§ **Task description**
Print the listing below a second time, exactly, and omit its images.

BEGIN

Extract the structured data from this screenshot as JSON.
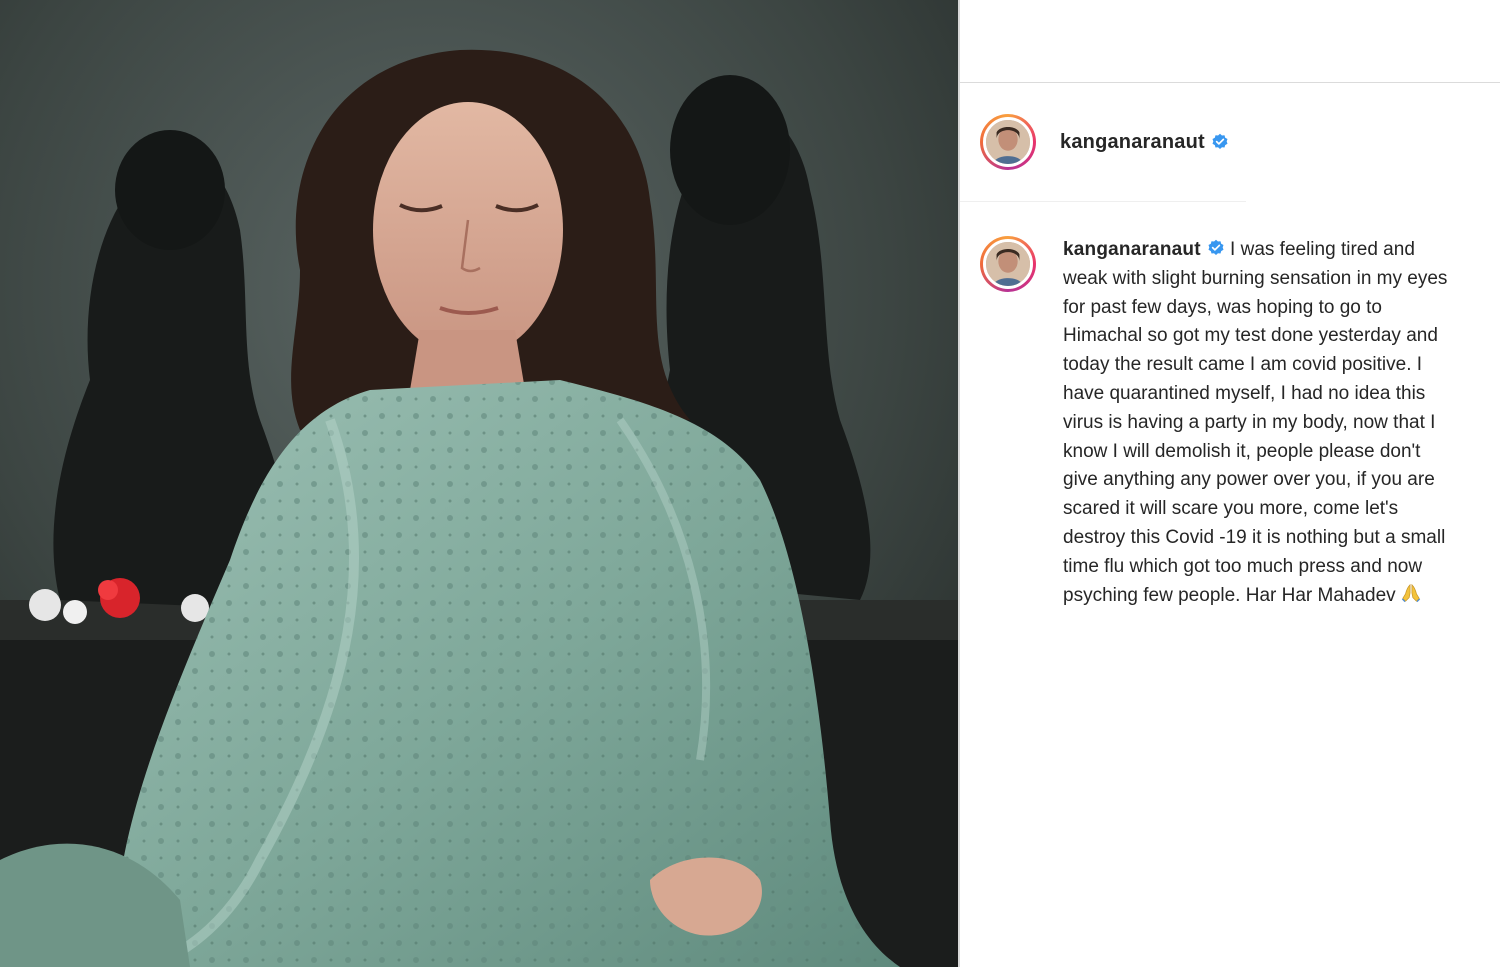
{
  "post": {
    "photo_alt": "",
    "header": {
      "username": "kanganaranaut",
      "verified_icon": "verified-badge-icon"
    },
    "caption": {
      "username": "kanganaranaut",
      "text": "I was feeling tired and weak with slight burning sensation in my eyes for past few days, was hoping to go to Himachal so got my test done yesterday and today the result came I am covid positive. I have quarantined myself, I had no idea this virus is having a party in my body, now that I know I will demolish it, people please don't give anything any power over you, if you are scared it will scare you more, come let's destroy this Covid -19 it is nothing but a small time flu which got too much press and now psyching few people. Har Har Mahadev",
      "emoji_icon": "folded-hands-icon"
    }
  },
  "colors": {
    "verified_blue": "#3897f0",
    "text": "#262626",
    "divider": "#dbdbdb"
  }
}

END

§ **Your response**
Extract the structured data from this screenshot as JSON.
{
  "post": {
    "photo_alt": "",
    "header": {
      "username": "kanganaranaut",
      "verified_icon": "verified-badge-icon"
    },
    "caption": {
      "username": "kanganaranaut",
      "text": "I was feeling tired and weak with slight burning sensation in my eyes for past few days, was hoping to go to Himachal so got my test done yesterday and today the result came I am covid positive. I have quarantined myself, I had no idea this virus is having a party in my body, now that I know I will demolish it, people please don't give anything any power over you, if you are scared it will scare you more, come let's destroy this Covid -19 it is nothing but a small time flu which got too much press and now psyching few people. Har Har Mahadev",
      "emoji_icon": "folded-hands-icon"
    }
  },
  "colors": {
    "verified_blue": "#3897f0",
    "text": "#262626",
    "divider": "#dbdbdb"
  }
}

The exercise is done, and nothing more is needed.